Aim of the exercise:
Reproduce all of the data below without alteration; exclude every picture.

---

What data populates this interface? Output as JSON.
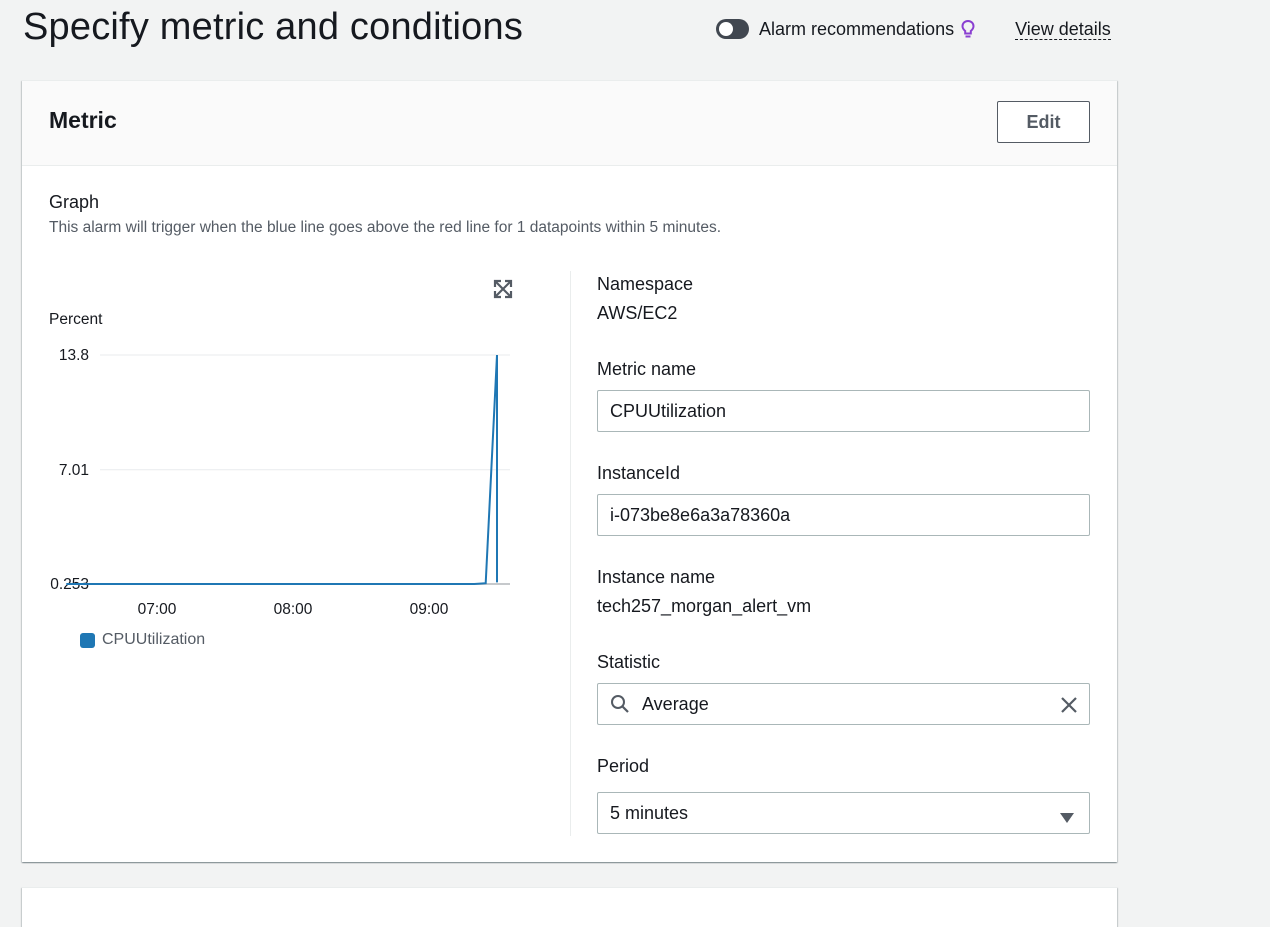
{
  "page": {
    "title": "Specify metric and conditions",
    "alarm_recommendations_label": "Alarm recommendations",
    "view_details_label": "View details"
  },
  "metric_panel": {
    "title": "Metric",
    "edit_label": "Edit",
    "graph_heading": "Graph",
    "graph_description": "This alarm will trigger when the blue line goes above the red line for 1 datapoints within 5 minutes.",
    "y_unit": "Percent"
  },
  "fields": {
    "namespace_label": "Namespace",
    "namespace_value": "AWS/EC2",
    "metric_name_label": "Metric name",
    "metric_name_value": "CPUUtilization",
    "instance_id_label": "InstanceId",
    "instance_id_value": "i-073be8e6a3a78360a",
    "instance_name_label": "Instance name",
    "instance_name_value": "tech257_morgan_alert_vm",
    "statistic_label": "Statistic",
    "statistic_value": "Average",
    "period_label": "Period",
    "period_value": "5 minutes"
  },
  "colors": {
    "series": "#1f77b4",
    "toggle_off": "#414750",
    "recommendation_icon": "#8a3fd1"
  },
  "chart_data": {
    "type": "line",
    "ylabel": "Percent",
    "yticks": [
      "13.8",
      "7.01",
      "0.253"
    ],
    "ylim": [
      0.253,
      13.8
    ],
    "xticks": [
      "07:00",
      "08:00",
      "09:00"
    ],
    "x_minutes": [
      "06:20",
      "06:25",
      "09:20",
      "09:25",
      "09:30",
      "09:35",
      "09:40",
      "09:45"
    ],
    "series": [
      {
        "name": "CPUUtilization",
        "values": [
          0.253,
          0.253,
          0.253,
          0.3,
          13.8,
          0.35,
          0.35,
          0.35
        ]
      }
    ]
  }
}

---

Answer to this task:
What data populates this interface? Output as JSON.
{
  "page": {
    "title": "Specify metric and conditions",
    "alarm_recommendations_label": "Alarm recommendations",
    "view_details_label": "View details"
  },
  "metric_panel": {
    "title": "Metric",
    "edit_label": "Edit",
    "graph_heading": "Graph",
    "graph_description": "This alarm will trigger when the blue line goes above the red line for 1 datapoints within 5 minutes.",
    "y_unit": "Percent"
  },
  "fields": {
    "namespace_label": "Namespace",
    "namespace_value": "AWS/EC2",
    "metric_name_label": "Metric name",
    "metric_name_value": "CPUUtilization",
    "instance_id_label": "InstanceId",
    "instance_id_value": "i-073be8e6a3a78360a",
    "instance_name_label": "Instance name",
    "instance_name_value": "tech257_morgan_alert_vm",
    "statistic_label": "Statistic",
    "statistic_value": "Average",
    "period_label": "Period",
    "period_value": "5 minutes"
  },
  "colors": {
    "series": "#1f77b4",
    "toggle_off": "#414750",
    "recommendation_icon": "#8a3fd1"
  },
  "chart_data": {
    "type": "line",
    "ylabel": "Percent",
    "yticks": [
      "13.8",
      "7.01",
      "0.253"
    ],
    "ylim": [
      0.253,
      13.8
    ],
    "xticks": [
      "07:00",
      "08:00",
      "09:00"
    ],
    "x_minutes": [
      "06:20",
      "06:25",
      "09:20",
      "09:25",
      "09:30",
      "09:35",
      "09:40",
      "09:45"
    ],
    "series": [
      {
        "name": "CPUUtilization",
        "values": [
          0.253,
          0.253,
          0.253,
          0.3,
          13.8,
          0.35,
          0.35,
          0.35
        ]
      }
    ]
  }
}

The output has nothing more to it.